EXTRACT TO READ:
▬▬▬
It’s been forever and a day since my last post. This blog is not dead. It just woke up from hibernation like a bear in winter. A very long, cold winter. A very long, cold winter in Antarctica. Which is pretty much winter all year long. So now we’re moving out of Antarctica and moving into Southern California. Which is where I live now. . . shall I go on?
Just a quick thought about kind words.
Funerals are sad, we can all agree on that right? You know what makes funerals doubly sad? The fact that the kind words and eulogies given will never be heard by the person who passed away. The tragedy of “I never got a chance to say . . . ” is an absolute killer.
Going-away parties, last-day-at-work parties, etc are also pretty sad. A lot of “I have always wanted to tell you this but … ” and “I wish we got to know each other…” or “I think you’re super hot” are kind words that almost sting when you consider the possibility that they might have meant a lot more had they been shared before you ever mentioned leaving! (Side note: I also feel incredibly awkward when some of the parting words get a little out of hand. Things like, “You were always my favorite” or “You single-handedly changed my life forever” or “You complete me” are never as much fun to hear when they feel like desperate euphemisms for “Sorry I never gave you the time of day. Like ever.” Just for the record, I have never heard these words said to me before so no harm done. Phew!)
It’s unfortunate that we often save our kindest, best words for when it is almost (or is) too late. There’s no harm in looking at the people who mean something to you square in the eye once in a while to let them know that they freakin’ rock. I think this is one of many things we could do right away to make this world a better place.
So tell me: What are some “parting words” you heard that made you feel ridiculous? On the converse, what are some in-the-moment-when-it-matters words you heard that totally breathed new life into you?
Every weekday morning, I take my 2 year-old son, Micah, to school. School has been the place where Micah could satisfy his growing social needs while mommy and daddy get some quiet time for a few hours each day. It’s a win-win situation in every sense.
There is a definite routine to our morning trek. We eat breakfast, get dressed, kiss mommy and baby Isla goodbye and head downstairs with the umbrella stroller in my left hand and Micah rested on my right arm. Once downstairs, we say “buenos dias” and “hasta luego” to our building manager, Juan, and then I strap Micah in the stroller… and away we go!
We then say “hola, buenos dias” to about a dozen people on our way to school. There’s Mari, the street-parking guide along with her husband. There’s Gabriel, Juan, and another friend who sells helium-filled balloons. There’s the 3-4 valet parking attendants at the restaurant across the street. Goyo is the guy who sells “super tortas” in front of the bank and then the rest are random people who take notice of Micah in the stroller and flash a friendly smile on their brisk walk to work.
It takes about 20 minutes to walk to school. I say a few more “hola, buenos dias”s to the teachers and receptionists at the school, kiss Micah, tell him I love him and let the teachers whisk him away.
▬▬▬
INFORMATION SUPPLIED:
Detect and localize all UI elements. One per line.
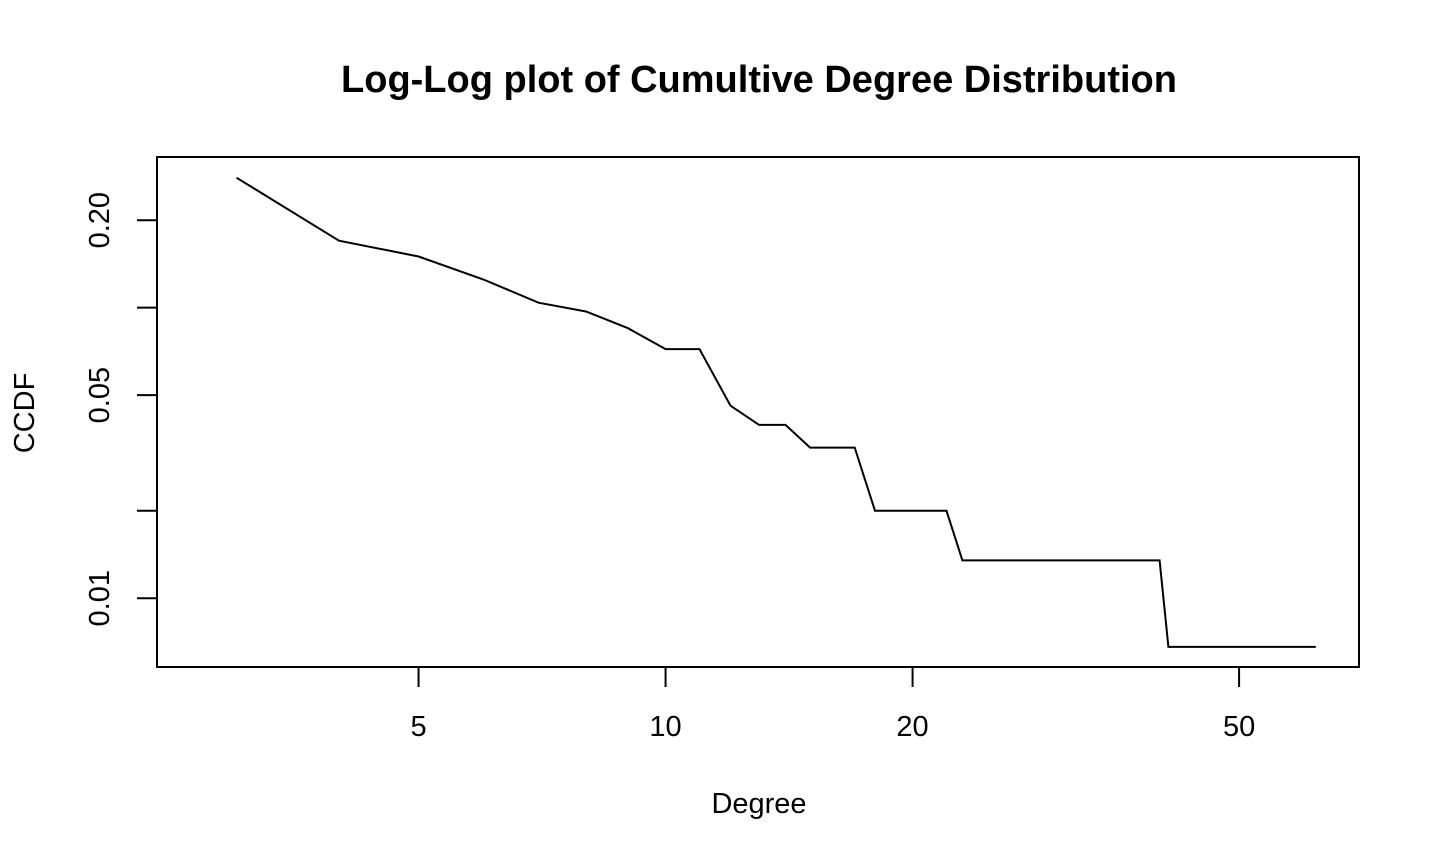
▬▬▬
WORK TO DO:
1. Using the blog post, explain why its author considers funerals doubly sad.
2. In the blog post, substitute "pushchair" for "stroller" throughout the part that opens with the words containing "There is a definite" and closes with "walk to work.", and present that part.

RESPONSES:
1. Funerals are doubly sad because the kind words and eulogies spoken at them will never be heard by the person who has passed away.

2.
There is a definite routine to our morning trek. We eat breakfast, get dressed, kiss mommy and baby Isla goodbye and head downstairs with the umbrella pushchair in my left hand and Micah rested on my right arm. Once downstairs, we say “buenos dias” and “hasta luego” to our building manager, Juan, and then I strap Micah in the pushchair… and away we go!
We then say “hola, buenos dias” to about a dozen people on our way to school. There’s Mari, the street-parking guide along with her husband. There’s Gabriel, Juan, and another friend who sells helium-filled balloons. There’s the 3-4 valet parking attendants at the restaurant across the street. Goyo is the guy who sells “super tortas” in front of the bank and then the rest are random people who take notice of Micah in the pushchair and flash a friendly smile on their brisk walk to work.